:: Requirements ::
In the material below, list every line carrying the string "this".

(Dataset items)
================

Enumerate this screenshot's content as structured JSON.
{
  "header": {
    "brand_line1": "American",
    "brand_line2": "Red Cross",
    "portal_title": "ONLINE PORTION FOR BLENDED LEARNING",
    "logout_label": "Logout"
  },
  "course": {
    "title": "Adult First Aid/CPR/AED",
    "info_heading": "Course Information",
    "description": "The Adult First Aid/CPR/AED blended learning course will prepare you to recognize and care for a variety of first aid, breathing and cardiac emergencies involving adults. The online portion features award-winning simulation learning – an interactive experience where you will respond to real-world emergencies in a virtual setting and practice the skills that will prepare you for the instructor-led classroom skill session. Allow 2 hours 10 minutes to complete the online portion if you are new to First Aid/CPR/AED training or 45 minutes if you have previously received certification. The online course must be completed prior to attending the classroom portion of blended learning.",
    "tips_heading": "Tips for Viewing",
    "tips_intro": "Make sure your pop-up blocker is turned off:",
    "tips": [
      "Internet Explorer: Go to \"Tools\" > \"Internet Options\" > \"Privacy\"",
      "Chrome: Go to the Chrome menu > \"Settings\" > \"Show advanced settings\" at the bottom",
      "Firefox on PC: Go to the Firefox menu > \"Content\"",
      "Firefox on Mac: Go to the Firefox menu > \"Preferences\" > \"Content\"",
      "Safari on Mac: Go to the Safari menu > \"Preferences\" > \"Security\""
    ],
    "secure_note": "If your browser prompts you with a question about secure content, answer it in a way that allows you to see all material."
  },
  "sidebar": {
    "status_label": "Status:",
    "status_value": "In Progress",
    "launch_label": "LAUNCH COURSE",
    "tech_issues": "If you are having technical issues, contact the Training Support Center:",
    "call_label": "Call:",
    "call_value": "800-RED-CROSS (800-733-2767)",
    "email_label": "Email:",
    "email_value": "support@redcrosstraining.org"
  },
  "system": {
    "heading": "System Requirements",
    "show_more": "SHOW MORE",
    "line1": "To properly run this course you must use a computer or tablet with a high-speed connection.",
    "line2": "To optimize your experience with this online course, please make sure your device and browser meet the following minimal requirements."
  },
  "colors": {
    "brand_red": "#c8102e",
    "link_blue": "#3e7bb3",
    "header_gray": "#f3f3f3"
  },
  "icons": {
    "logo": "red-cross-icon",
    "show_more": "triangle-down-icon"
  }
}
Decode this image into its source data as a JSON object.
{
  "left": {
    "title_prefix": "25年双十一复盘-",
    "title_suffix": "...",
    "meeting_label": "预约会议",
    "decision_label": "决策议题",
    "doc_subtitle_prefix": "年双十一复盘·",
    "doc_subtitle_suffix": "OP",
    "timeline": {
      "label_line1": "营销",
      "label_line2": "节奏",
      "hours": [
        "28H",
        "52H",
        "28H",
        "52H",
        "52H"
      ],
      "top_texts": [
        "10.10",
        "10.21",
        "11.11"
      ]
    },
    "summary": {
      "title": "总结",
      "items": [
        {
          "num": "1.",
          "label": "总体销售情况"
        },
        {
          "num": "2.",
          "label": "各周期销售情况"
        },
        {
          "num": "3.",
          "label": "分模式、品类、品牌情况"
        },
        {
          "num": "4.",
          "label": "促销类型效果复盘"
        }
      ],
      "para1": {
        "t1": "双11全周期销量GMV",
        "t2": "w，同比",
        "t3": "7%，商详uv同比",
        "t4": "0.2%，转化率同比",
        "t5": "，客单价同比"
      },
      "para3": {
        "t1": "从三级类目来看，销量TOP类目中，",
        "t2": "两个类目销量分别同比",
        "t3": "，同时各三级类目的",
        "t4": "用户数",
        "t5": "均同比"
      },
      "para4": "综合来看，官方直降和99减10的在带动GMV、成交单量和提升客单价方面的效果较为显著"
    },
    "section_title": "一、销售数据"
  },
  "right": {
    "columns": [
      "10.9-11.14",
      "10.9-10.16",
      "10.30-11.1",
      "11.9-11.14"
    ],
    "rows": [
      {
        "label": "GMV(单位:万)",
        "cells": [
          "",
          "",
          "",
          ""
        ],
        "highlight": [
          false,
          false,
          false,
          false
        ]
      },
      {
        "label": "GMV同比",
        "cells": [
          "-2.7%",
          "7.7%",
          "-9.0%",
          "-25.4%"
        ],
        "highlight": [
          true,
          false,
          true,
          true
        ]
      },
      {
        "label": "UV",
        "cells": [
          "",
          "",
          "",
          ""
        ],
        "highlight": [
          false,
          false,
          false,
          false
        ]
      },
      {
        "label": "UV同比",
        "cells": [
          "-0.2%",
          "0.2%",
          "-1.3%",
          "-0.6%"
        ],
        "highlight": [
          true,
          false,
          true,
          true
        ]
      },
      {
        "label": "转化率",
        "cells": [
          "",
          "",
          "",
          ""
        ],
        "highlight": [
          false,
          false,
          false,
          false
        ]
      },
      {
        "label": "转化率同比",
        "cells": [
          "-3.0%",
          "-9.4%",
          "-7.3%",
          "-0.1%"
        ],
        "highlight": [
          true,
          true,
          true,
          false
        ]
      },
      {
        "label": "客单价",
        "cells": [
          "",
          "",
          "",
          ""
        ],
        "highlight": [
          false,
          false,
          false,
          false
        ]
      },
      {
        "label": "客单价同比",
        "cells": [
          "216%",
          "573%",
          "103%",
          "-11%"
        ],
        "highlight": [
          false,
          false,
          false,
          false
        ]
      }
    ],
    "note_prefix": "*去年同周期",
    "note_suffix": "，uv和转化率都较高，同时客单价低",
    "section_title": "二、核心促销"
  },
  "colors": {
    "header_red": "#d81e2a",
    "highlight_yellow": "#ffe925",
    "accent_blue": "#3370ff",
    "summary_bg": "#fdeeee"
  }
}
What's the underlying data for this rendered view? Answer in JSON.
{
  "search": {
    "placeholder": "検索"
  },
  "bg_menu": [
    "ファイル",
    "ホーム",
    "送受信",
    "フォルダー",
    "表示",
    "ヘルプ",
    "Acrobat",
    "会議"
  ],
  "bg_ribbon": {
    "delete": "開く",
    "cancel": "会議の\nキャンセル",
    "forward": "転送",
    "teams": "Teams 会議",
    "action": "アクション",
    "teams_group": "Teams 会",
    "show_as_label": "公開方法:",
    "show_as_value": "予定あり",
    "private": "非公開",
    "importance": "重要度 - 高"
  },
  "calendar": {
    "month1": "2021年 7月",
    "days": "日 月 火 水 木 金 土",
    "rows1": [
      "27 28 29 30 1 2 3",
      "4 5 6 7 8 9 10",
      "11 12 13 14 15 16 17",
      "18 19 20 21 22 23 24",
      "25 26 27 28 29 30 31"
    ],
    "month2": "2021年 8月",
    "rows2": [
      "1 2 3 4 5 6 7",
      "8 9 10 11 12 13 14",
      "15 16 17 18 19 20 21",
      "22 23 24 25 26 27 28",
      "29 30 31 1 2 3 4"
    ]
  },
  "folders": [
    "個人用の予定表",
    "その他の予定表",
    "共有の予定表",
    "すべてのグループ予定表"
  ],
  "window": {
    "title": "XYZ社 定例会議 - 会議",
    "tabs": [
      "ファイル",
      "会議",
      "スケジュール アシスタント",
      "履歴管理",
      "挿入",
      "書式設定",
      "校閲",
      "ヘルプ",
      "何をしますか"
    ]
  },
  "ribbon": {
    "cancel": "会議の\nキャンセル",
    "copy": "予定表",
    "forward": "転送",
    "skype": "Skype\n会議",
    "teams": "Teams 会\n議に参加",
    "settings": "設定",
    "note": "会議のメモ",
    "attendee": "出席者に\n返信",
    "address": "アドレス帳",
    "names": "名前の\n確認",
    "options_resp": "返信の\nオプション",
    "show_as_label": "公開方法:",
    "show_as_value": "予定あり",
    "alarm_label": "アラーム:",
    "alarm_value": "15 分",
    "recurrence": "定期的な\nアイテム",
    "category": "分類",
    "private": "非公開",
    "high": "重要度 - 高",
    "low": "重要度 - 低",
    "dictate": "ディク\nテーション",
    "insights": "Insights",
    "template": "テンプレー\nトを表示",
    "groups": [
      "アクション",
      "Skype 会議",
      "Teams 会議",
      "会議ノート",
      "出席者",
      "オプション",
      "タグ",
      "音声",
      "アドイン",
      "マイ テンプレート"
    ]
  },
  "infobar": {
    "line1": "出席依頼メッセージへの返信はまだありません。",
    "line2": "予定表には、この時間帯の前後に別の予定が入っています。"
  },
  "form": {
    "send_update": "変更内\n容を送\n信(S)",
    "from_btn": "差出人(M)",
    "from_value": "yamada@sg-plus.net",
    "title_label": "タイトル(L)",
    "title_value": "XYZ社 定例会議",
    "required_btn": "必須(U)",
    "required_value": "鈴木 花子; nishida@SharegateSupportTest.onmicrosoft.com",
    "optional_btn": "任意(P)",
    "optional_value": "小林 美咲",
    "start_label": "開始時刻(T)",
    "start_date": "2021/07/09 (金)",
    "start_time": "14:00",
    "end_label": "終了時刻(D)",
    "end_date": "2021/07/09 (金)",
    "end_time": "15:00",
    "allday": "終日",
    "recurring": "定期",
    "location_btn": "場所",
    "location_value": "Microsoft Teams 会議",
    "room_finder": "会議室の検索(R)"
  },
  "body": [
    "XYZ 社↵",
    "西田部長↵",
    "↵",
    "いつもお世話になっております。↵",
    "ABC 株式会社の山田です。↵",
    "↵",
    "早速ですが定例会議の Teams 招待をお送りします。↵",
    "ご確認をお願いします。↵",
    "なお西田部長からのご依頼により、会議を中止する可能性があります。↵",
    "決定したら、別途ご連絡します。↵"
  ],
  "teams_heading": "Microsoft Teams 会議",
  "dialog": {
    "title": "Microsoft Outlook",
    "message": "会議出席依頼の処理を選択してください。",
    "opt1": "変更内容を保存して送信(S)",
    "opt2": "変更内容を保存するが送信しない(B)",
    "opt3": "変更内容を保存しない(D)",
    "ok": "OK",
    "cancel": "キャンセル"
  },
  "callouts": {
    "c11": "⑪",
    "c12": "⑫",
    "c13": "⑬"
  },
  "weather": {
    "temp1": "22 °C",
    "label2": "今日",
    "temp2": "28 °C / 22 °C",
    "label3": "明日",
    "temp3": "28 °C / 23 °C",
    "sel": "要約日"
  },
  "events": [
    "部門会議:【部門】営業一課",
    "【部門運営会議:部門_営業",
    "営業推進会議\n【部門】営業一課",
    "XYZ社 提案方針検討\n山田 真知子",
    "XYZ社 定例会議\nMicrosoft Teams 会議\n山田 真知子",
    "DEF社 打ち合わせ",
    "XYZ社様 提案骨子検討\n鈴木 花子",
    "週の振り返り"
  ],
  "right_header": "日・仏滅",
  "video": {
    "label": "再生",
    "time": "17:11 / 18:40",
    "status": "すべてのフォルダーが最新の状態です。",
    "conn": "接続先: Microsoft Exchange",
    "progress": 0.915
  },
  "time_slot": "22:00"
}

================

:: Task response ::
Enumerate this screenshot's content as structured JSON.
    "line1": "To properly run this course you must use a computer or tablet with a high-speed connection.",
    "line2": "To optimize your experience with this online course, please make sure your device and browser meet the following minimal requirements."
Decode this image into its source data as a JSON object.
What's the underlying data for this rendered view? Answer in JSON.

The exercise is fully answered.